=== Information provided ===
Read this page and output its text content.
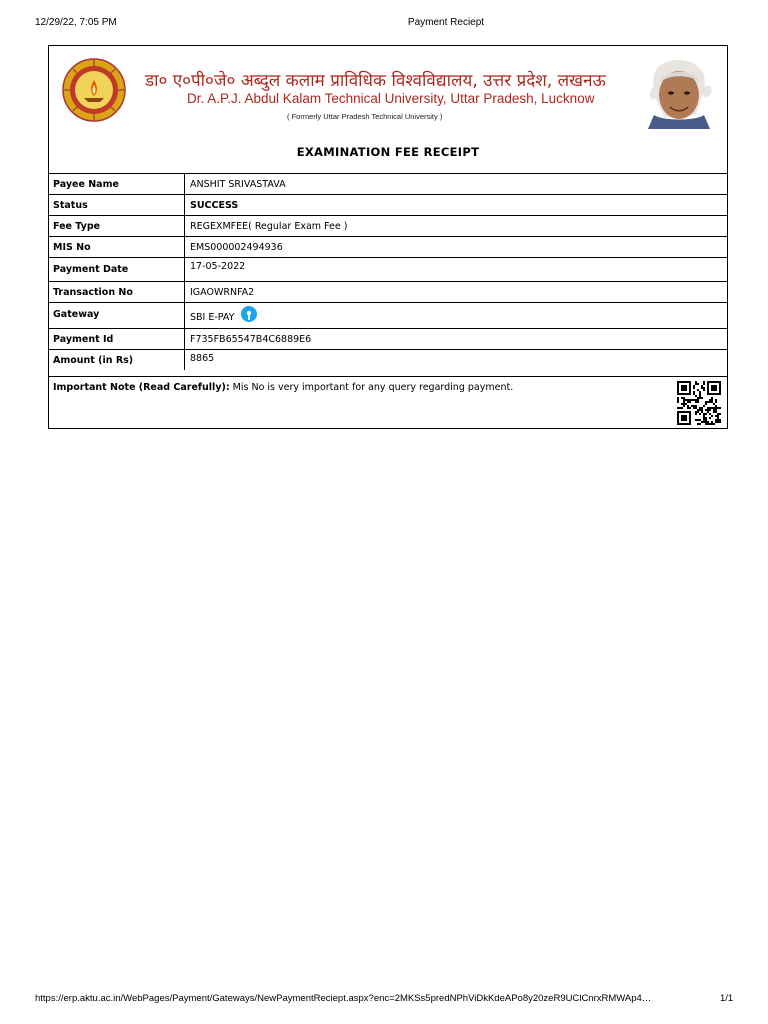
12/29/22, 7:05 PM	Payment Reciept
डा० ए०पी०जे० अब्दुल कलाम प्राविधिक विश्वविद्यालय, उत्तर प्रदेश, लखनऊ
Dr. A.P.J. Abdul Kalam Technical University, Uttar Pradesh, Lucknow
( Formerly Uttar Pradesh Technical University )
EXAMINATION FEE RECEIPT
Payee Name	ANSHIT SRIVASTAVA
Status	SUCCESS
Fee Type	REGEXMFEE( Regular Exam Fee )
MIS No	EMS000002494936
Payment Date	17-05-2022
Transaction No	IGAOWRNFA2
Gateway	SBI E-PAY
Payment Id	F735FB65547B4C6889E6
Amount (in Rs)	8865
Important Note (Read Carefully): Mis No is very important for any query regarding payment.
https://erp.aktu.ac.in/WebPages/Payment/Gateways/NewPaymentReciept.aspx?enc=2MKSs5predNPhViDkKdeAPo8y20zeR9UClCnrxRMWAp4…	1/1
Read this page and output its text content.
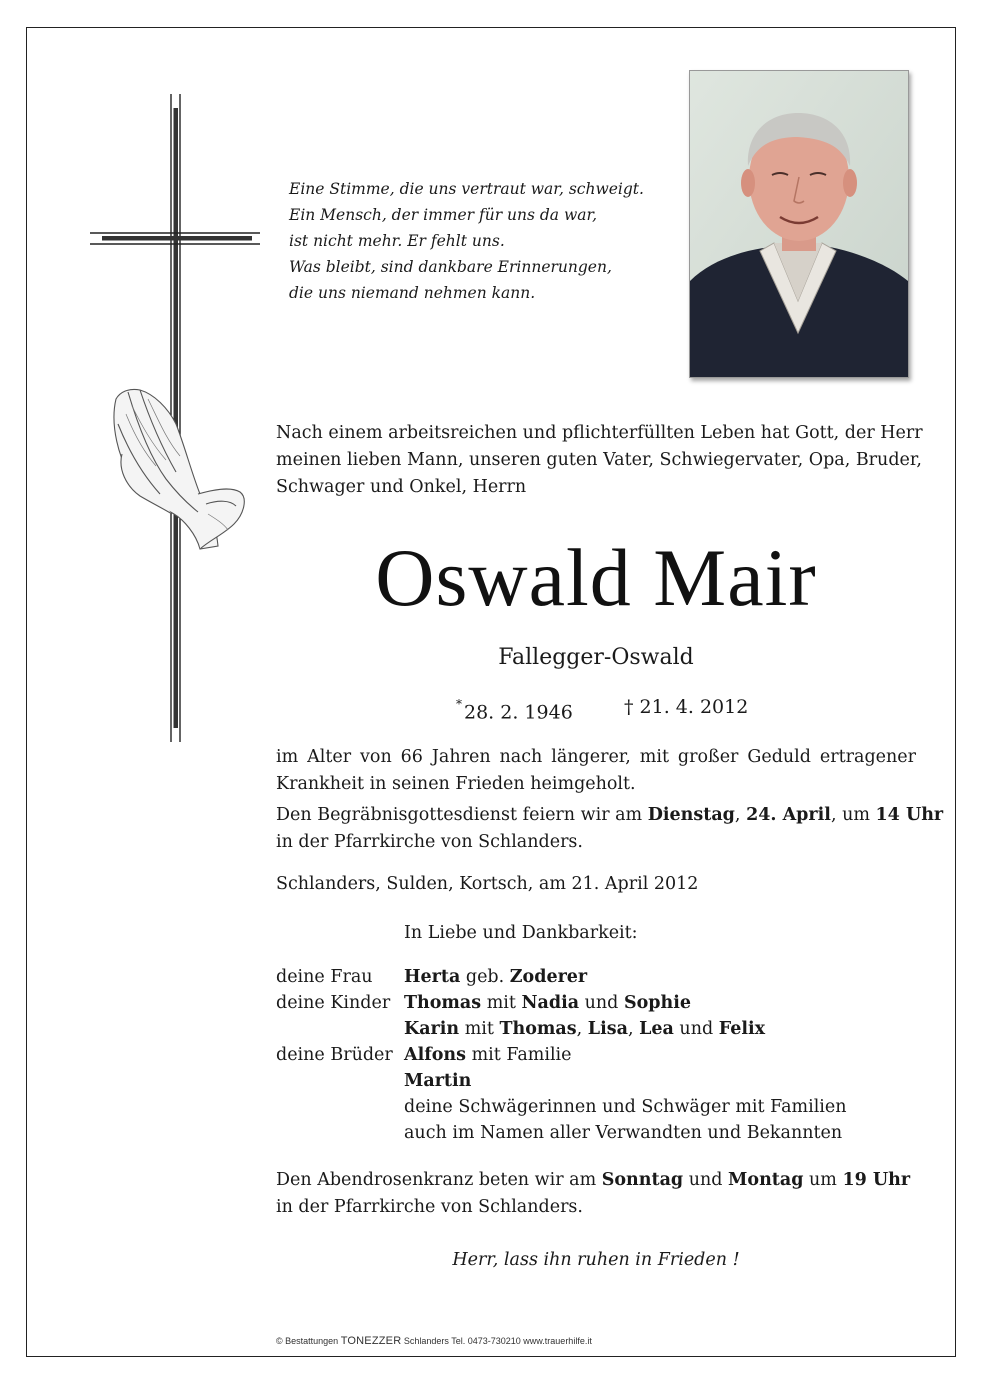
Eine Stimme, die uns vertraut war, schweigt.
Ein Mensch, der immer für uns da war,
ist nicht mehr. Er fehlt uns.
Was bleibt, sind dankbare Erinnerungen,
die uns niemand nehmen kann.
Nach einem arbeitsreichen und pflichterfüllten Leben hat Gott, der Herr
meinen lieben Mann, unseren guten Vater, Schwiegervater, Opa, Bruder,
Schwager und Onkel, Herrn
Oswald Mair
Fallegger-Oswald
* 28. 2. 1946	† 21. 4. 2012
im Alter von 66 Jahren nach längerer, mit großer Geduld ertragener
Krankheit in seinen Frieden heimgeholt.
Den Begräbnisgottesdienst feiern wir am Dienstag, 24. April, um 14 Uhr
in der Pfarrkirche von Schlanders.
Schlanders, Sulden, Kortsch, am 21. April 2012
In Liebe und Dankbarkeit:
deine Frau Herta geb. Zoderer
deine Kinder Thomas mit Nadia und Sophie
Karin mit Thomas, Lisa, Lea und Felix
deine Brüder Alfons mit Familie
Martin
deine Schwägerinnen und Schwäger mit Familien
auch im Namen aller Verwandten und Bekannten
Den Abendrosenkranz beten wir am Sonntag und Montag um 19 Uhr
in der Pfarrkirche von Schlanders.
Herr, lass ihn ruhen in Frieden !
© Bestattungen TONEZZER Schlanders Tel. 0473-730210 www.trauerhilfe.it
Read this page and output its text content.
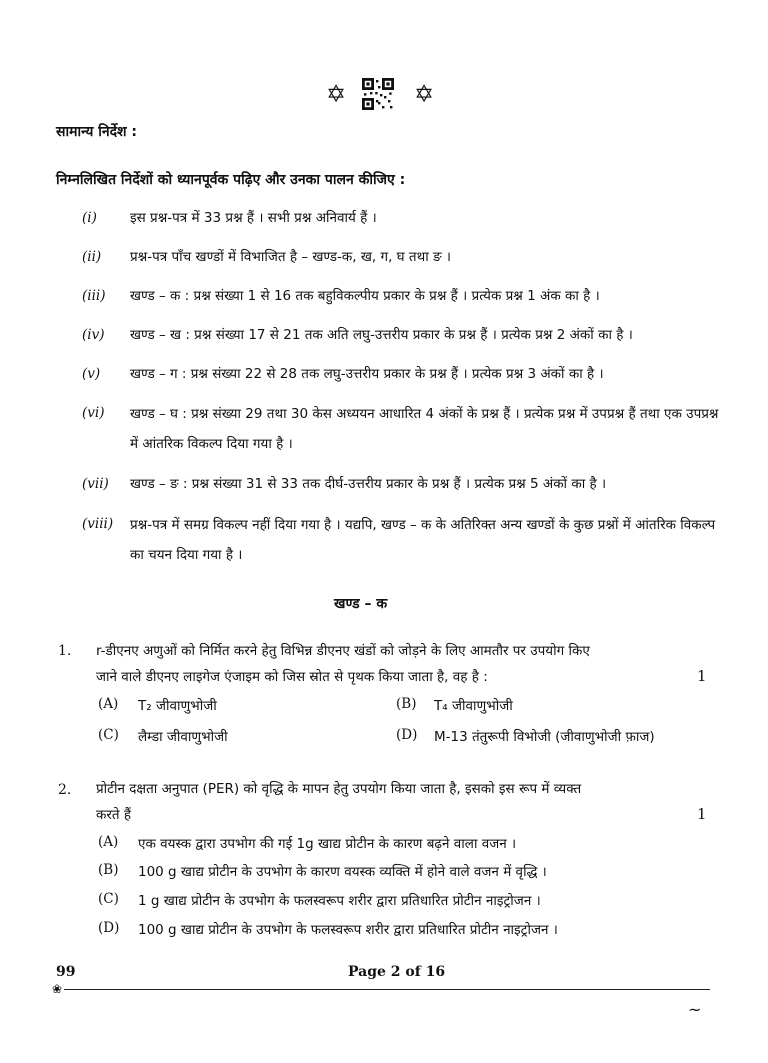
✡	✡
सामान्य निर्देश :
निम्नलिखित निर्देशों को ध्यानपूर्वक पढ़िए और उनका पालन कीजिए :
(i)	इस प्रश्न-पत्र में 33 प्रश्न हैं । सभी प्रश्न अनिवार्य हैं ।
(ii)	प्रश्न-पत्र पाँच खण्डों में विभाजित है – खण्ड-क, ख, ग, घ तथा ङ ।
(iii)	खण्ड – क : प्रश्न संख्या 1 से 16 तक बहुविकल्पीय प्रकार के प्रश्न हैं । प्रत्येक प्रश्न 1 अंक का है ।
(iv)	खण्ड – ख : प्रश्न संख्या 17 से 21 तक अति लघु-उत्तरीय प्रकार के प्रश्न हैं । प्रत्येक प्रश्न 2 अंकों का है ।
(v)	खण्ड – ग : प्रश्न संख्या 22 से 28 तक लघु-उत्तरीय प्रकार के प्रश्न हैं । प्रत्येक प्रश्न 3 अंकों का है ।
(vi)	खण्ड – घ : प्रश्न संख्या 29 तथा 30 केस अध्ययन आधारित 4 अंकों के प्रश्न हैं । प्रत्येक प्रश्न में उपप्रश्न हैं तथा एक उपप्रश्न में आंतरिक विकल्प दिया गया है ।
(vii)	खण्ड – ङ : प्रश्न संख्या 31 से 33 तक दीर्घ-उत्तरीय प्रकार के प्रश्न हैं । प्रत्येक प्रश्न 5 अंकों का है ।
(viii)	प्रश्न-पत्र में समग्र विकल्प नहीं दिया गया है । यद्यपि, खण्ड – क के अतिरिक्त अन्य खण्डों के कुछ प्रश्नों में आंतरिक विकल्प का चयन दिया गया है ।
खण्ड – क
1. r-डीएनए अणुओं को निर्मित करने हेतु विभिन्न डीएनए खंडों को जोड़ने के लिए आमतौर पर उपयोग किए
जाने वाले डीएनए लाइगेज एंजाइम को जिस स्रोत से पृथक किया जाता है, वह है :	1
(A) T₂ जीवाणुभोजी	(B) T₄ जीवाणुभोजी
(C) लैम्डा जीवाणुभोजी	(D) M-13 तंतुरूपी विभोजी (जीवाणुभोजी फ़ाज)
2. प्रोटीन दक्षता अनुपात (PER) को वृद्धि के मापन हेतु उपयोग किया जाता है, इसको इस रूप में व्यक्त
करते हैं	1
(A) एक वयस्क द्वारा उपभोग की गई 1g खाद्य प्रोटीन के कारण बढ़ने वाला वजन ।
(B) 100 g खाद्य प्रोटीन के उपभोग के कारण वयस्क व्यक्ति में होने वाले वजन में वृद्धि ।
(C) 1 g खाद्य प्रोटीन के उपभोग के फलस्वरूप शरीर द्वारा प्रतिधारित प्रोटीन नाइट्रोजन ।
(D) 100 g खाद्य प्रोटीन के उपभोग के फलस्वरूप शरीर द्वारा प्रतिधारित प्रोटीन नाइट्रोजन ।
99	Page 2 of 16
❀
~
===
* **Task goal**: Leave the pictures out, and transcribe each of the records exactly.

* **Solution**:
Read this page and output its text content.
12/29/22, 7:05 PM	Payment Reciept
डा० ए०पी०जे० अब्दुल कलाम प्राविधिक विश्वविद्यालय, उत्तर प्रदेश, लखनऊ
Dr. A.P.J. Abdul Kalam Technical University, Uttar Pradesh, Lucknow
( Formerly Uttar Pradesh Technical University )
EXAMINATION FEE RECEIPT
Payee Name	ANSHIT SRIVASTAVA
Status	SUCCESS
Fee Type	REGEXMFEE( Regular Exam Fee )
MIS No	EMS000002494936
Payment Date	17-05-2022
Transaction No	IGAOWRNFA2
Gateway	SBI E-PAY
Payment Id	F735FB65547B4C6889E6
Amount (in Rs)	8865
Important Note (Read Carefully): Mis No is very important for any query regarding payment.
https://erp.aktu.ac.in/WebPages/Payment/Gateways/NewPaymentReciept.aspx?enc=2MKSs5predNPhViDkKdeAPo8y20zeR9UClCnrxRMWAp4…	1/1
Read this page and output its text content.
Eine Stimme, die uns vertraut war, schweigt.
Ein Mensch, der immer für uns da war,
ist nicht mehr. Er fehlt uns.
Was bleibt, sind dankbare Erinnerungen,
die uns niemand nehmen kann.
Nach einem arbeitsreichen und pflichterfüllten Leben hat Gott, der Herr
meinen lieben Mann, unseren guten Vater, Schwiegervater, Opa, Bruder,
Schwager und Onkel, Herrn
Oswald Mair
Fallegger-Oswald
* 28. 2. 1946	† 21. 4. 2012
im Alter von 66 Jahren nach längerer, mit großer Geduld ertragener
Krankheit in seinen Frieden heimgeholt.
Den Begräbnisgottesdienst feiern wir am Dienstag, 24. April, um 14 Uhr
in der Pfarrkirche von Schlanders.
Schlanders, Sulden, Kortsch, am 21. April 2012
In Liebe und Dankbarkeit:
deine Frau Herta geb. Zoderer
deine Kinder Thomas mit Nadia und Sophie
Karin mit Thomas, Lisa, Lea und Felix
deine Brüder Alfons mit Familie
Martin
deine Schwägerinnen und Schwäger mit Familien
auch im Namen aller Verwandten und Bekannten
Den Abendrosenkranz beten wir am Sonntag und Montag um 19 Uhr
in der Pfarrkirche von Schlanders.
Herr, lass ihn ruhen in Frieden !
© Bestattungen TONEZZER Schlanders Tel. 0473-730210 www.trauerhilfe.it
Read this page and output its text content.
✡	✡
सामान्य निर्देश :
निम्नलिखित निर्देशों को ध्यानपूर्वक पढ़िए और उनका पालन कीजिए :
(i)	इस प्रश्न-पत्र में 33 प्रश्न हैं । सभी प्रश्न अनिवार्य हैं ।
(ii)	प्रश्न-पत्र पाँच खण्डों में विभाजित है – खण्ड-क, ख, ग, घ तथा ङ ।
(iii)	खण्ड – क : प्रश्न संख्या 1 से 16 तक बहुविकल्पीय प्रकार के प्रश्न हैं । प्रत्येक प्रश्न 1 अंक का है ।
(iv)	खण्ड – ख : प्रश्न संख्या 17 से 21 तक अति लघु-उत्तरीय प्रकार के प्रश्न हैं । प्रत्येक प्रश्न 2 अंकों का है ।
(v)	खण्ड – ग : प्रश्न संख्या 22 से 28 तक लघु-उत्तरीय प्रकार के प्रश्न हैं । प्रत्येक प्रश्न 3 अंकों का है ।
(vi)	खण्ड – घ : प्रश्न संख्या 29 तथा 30 केस अध्ययन आधारित 4 अंकों के प्रश्न हैं । प्रत्येक प्रश्न में उपप्रश्न हैं तथा एक उपप्रश्न में आंतरिक विकल्प दिया गया है ।
(vii)	खण्ड – ङ : प्रश्न संख्या 31 से 33 तक दीर्घ-उत्तरीय प्रकार के प्रश्न हैं । प्रत्येक प्रश्न 5 अंकों का है ।
(viii)	प्रश्न-पत्र में समग्र विकल्प नहीं दिया गया है । यद्यपि, खण्ड – क के अतिरिक्त अन्य खण्डों के कुछ प्रश्नों में आंतरिक विकल्प का चयन दिया गया है ।
खण्ड – क
1. r-डीएनए अणुओं को निर्मित करने हेतु विभिन्न डीएनए खंडों को जोड़ने के लिए आमतौर पर उपयोग किए
जाने वाले डीएनए लाइगेज एंजाइम को जिस स्रोत से पृथक किया जाता है, वह है :	1
(A) T₂ जीवाणुभोजी	(B) T₄ जीवाणुभोजी
(C) लैम्डा जीवाणुभोजी	(D) M-13 तंतुरूपी विभोजी (जीवाणुभोजी फ़ाज)
2. प्रोटीन दक्षता अनुपात (PER) को वृद्धि के मापन हेतु उपयोग किया जाता है, इसको इस रूप में व्यक्त
करते हैं	1
(A) एक वयस्क द्वारा उपभोग की गई 1g खाद्य प्रोटीन के कारण बढ़ने वाला वजन ।
(B) 100 g खाद्य प्रोटीन के उपभोग के कारण वयस्क व्यक्ति में होने वाले वजन में वृद्धि ।
(C) 1 g खाद्य प्रोटीन के उपभोग के फलस्वरूप शरीर द्वारा प्रतिधारित प्रोटीन नाइट्रोजन ।
(D) 100 g खाद्य प्रोटीन के उपभोग के फलस्वरूप शरीर द्वारा प्रतिधारित प्रोटीन नाइट्रोजन ।
99	Page 2 of 16
❀
~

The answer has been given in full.